▶ [Task to carry out] Nothing may be dropped or altered: reproduce all the data.

Stored data entries
-- Begin --
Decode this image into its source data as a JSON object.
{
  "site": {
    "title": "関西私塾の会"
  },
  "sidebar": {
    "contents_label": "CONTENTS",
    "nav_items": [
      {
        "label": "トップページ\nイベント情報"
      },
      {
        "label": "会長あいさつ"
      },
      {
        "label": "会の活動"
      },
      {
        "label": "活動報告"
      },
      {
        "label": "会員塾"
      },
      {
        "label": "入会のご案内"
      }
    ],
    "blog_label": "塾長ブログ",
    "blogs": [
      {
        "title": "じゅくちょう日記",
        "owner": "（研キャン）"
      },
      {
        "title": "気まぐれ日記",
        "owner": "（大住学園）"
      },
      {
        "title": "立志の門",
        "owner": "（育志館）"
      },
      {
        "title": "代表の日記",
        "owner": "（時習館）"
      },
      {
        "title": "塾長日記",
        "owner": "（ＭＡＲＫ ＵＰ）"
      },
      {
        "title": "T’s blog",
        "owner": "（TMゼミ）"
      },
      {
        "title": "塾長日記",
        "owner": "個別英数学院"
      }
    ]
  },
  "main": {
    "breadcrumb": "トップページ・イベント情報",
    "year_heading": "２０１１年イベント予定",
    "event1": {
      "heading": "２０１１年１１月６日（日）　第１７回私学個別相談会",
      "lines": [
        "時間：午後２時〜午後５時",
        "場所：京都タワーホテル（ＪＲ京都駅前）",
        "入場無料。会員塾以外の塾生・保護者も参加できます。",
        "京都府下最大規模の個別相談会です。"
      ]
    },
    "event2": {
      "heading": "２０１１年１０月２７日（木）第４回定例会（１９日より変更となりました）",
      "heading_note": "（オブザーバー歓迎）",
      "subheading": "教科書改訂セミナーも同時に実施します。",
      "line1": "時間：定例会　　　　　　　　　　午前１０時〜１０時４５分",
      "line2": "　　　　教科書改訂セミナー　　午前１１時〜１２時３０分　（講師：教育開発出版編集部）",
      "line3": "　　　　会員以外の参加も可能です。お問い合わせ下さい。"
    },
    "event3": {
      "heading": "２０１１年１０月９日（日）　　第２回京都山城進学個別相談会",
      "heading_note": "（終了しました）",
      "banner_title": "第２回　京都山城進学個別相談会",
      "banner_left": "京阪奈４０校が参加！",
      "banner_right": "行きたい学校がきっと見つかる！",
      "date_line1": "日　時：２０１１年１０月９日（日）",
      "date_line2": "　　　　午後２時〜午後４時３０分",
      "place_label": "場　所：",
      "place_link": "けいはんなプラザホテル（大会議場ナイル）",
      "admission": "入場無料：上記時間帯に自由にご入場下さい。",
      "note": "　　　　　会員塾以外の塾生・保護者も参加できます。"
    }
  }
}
-- End --
▶ [Solved problem]
Decode this image into its source data as a JSON object.
{
  "site": {
    "title": "関西私塾の会"
  },
  "sidebar": {
    "contents_label": "CONTENTS",
    "nav_items": [
      {
        "label": "トップページ\nイベント情報"
      },
      {
        "label": "会長あいさつ"
      },
      {
        "label": "会の活動"
      },
      {
        "label": "活動報告"
      },
      {
        "label": "会員塾"
      },
      {
        "label": "入会のご案内"
      }
    ],
    "blog_label": "塾長ブログ",
    "blogs": [
      {
        "title": "じゅくちょう日記",
        "owner": "（研キャン）"
      },
      {
        "title": "気まぐれ日記",
        "owner": "（大住学園）"
      },
      {
        "title": "立志の門",
        "owner": "（育志館）"
      },
      {
        "title": "代表の日記",
        "owner": "（時習館）"
      },
      {
        "title": "塾長日記",
        "owner": "（ＭＡＲＫ ＵＰ）"
      },
      {
        "title": "T’s blog",
        "owner": "（TMゼミ）"
      },
      {
        "title": "塾長日記",
        "owner": "個別英数学院"
      }
    ]
  },
  "main": {
    "breadcrumb": "トップページ・イベント情報",
    "year_heading": "２０１１年イベント予定",
    "event1": {
      "heading": "２０１１年１１月６日（日）　第１７回私学個別相談会",
      "lines": [
        "時間：午後２時〜午後５時",
        "場所：京都タワーホテル（ＪＲ京都駅前）",
        "入場無料。会員塾以外の塾生・保護者も参加できます。",
        "京都府下最大規模の個別相談会です。"
      ]
    },
    "event2": {
      "heading": "２０１１年１０月２７日（木）第４回定例会（１９日より変更となりました）",
      "heading_note": "（オブザーバー歓迎）",
      "subheading": "教科書改訂セミナーも同時に実施します。",
      "line1": "時間：定例会　　　　　　　　　　午前１０時〜１０時４５分",
      "line2": "　　　　教科書改訂セミナー　　午前１１時〜１２時３０分　（講師：教育開発出版編集部）",
      "line3": "　　　　会員以外の参加も可能です。お問い合わせ下さい。"
    },
    "event3": {
      "heading": "２０１１年１０月９日（日）　　第２回京都山城進学個別相談会",
      "heading_note": "（終了しました）",
      "banner_title": "第２回　京都山城進学個別相談会",
      "banner_left": "京阪奈４０校が参加！",
      "banner_right": "行きたい学校がきっと見つかる！",
      "date_line1": "日　時：２０１１年１０月９日（日）",
      "date_line2": "　　　　午後２時〜午後４時３０分",
      "place_label": "場　所：",
      "place_link": "けいはんなプラザホテル（大会議場ナイル）",
      "admission": "入場無料：上記時間帯に自由にご入場下さい。",
      "note": "　　　　　会員塾以外の塾生・保護者も参加できます。"
    }
  }
}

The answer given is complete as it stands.